**STATED PROBLEM**: Produce the listing below again, exactly as shown.
BEGIN EXERCISE MATERIALS
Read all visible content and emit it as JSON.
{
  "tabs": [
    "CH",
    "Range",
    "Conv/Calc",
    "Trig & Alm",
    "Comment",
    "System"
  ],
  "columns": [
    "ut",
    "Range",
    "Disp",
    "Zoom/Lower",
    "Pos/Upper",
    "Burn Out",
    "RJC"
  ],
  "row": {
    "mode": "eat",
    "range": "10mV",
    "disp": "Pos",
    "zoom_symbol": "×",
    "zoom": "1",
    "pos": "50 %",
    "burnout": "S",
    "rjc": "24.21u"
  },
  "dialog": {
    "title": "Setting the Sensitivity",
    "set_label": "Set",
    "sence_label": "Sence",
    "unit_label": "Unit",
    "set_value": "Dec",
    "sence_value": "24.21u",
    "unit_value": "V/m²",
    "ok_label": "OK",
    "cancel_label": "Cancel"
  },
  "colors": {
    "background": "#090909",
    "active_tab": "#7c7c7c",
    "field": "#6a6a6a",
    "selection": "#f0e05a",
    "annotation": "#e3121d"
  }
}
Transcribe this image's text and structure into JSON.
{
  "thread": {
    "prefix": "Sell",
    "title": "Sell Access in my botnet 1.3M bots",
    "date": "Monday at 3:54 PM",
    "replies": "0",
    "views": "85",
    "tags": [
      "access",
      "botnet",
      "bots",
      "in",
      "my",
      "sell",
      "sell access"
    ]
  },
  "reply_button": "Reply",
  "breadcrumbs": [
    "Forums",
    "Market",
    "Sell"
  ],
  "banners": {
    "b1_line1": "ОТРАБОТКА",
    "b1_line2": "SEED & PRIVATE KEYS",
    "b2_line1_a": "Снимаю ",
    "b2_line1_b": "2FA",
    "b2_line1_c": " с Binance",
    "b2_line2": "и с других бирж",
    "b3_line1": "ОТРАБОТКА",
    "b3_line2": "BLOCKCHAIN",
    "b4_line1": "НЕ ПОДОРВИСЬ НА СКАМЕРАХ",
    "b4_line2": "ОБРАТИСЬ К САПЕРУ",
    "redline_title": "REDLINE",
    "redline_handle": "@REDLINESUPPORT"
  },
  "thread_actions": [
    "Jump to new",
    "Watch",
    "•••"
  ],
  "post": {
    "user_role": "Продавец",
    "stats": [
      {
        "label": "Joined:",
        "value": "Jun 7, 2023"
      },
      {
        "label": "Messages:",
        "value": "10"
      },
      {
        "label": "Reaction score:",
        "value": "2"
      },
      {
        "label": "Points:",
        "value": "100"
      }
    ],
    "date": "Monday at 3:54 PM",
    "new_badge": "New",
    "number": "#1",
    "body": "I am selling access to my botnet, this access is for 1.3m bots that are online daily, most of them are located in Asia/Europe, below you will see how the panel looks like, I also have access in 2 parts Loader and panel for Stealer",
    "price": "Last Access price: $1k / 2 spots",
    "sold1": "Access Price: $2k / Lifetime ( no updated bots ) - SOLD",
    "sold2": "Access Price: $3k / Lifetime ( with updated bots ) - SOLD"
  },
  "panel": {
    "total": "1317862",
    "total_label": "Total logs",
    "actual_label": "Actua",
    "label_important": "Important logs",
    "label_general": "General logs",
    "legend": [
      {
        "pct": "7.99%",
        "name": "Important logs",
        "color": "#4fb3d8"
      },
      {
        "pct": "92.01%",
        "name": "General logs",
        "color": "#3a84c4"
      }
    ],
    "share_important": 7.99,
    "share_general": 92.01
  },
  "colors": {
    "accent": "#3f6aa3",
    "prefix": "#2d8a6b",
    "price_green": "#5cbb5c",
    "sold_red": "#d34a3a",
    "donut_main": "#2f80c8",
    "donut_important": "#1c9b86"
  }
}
END EXERCISE MATERIALS
**ANSWER TO THE EXERCISE**:
Read all visible content and emit it as JSON.
{
  "tabs": [
    "CH",
    "Range",
    "Conv/Calc",
    "Trig & Alm",
    "Comment",
    "System"
  ],
  "columns": [
    "ut",
    "Range",
    "Disp",
    "Zoom/Lower",
    "Pos/Upper",
    "Burn Out",
    "RJC"
  ],
  "row": {
    "mode": "eat",
    "range": "10mV",
    "disp": "Pos",
    "zoom_symbol": "×",
    "zoom": "1",
    "pos": "50 %",
    "burnout": "S",
    "rjc": "24.21u"
  },
  "dialog": {
    "title": "Setting the Sensitivity",
    "set_label": "Set",
    "sence_label": "Sence",
    "unit_label": "Unit",
    "set_value": "Dec",
    "sence_value": "24.21u",
    "unit_value": "V/m²",
    "ok_label": "OK",
    "cancel_label": "Cancel"
  },
  "colors": {
    "background": "#090909",
    "active_tab": "#7c7c7c",
    "field": "#6a6a6a",
    "selection": "#f0e05a",
    "annotation": "#e3121d"
  }
}
Transcribe this image's text and structure into JSON.
{
  "thread": {
    "prefix": "Sell",
    "title": "Sell Access in my botnet 1.3M bots",
    "date": "Monday at 3:54 PM",
    "replies": "0",
    "views": "85",
    "tags": [
      "access",
      "botnet",
      "bots",
      "in",
      "my",
      "sell",
      "sell access"
    ]
  },
  "reply_button": "Reply",
  "breadcrumbs": [
    "Forums",
    "Market",
    "Sell"
  ],
  "banners": {
    "b1_line1": "ОТРАБОТКА",
    "b1_line2": "SEED & PRIVATE KEYS",
    "b2_line1_a": "Снимаю ",
    "b2_line1_b": "2FA",
    "b2_line1_c": " с Binance",
    "b2_line2": "и с других бирж",
    "b3_line1": "ОТРАБОТКА",
    "b3_line2": "BLOCKCHAIN",
    "b4_line1": "НЕ ПОДОРВИСЬ НА СКАМЕРАХ",
    "b4_line2": "ОБРАТИСЬ К САПЕРУ",
    "redline_title": "REDLINE",
    "redline_handle": "@REDLINESUPPORT"
  },
  "thread_actions": [
    "Jump to new",
    "Watch",
    "•••"
  ],
  "post": {
    "user_role": "Продавец",
    "stats": [
      {
        "label": "Joined:",
        "value": "Jun 7, 2023"
      },
      {
        "label": "Messages:",
        "value": "10"
      },
      {
        "label": "Reaction score:",
        "value": "2"
      },
      {
        "label": "Points:",
        "value": "100"
      }
    ],
    "date": "Monday at 3:54 PM",
    "new_badge": "New",
    "number": "#1",
    "body": "I am selling access to my botnet, this access is for 1.3m bots that are online daily, most of them are located in Asia/Europe, below you will see how the panel looks like, I also have access in 2 parts Loader and panel for Stealer",
    "price": "Last Access price: $1k / 2 spots",
    "sold1": "Access Price: $2k / Lifetime ( no updated bots ) - SOLD",
    "sold2": "Access Price: $3k / Lifetime ( with updated bots ) - SOLD"
  },
  "panel": {
    "total": "1317862",
    "total_label": "Total logs",
    "actual_label": "Actua",
    "label_important": "Important logs",
    "label_general": "General logs",
    "legend": [
      {
        "pct": "7.99%",
        "name": "Important logs",
        "color": "#4fb3d8"
      },
      {
        "pct": "92.01%",
        "name": "General logs",
        "color": "#3a84c4"
      }
    ],
    "share_important": 7.99,
    "share_general": 92.01
  },
  "colors": {
    "accent": "#3f6aa3",
    "prefix": "#2d8a6b",
    "price_green": "#5cbb5c",
    "sold_red": "#d34a3a",
    "donut_main": "#2f80c8",
    "donut_important": "#1c9b86"
  }
}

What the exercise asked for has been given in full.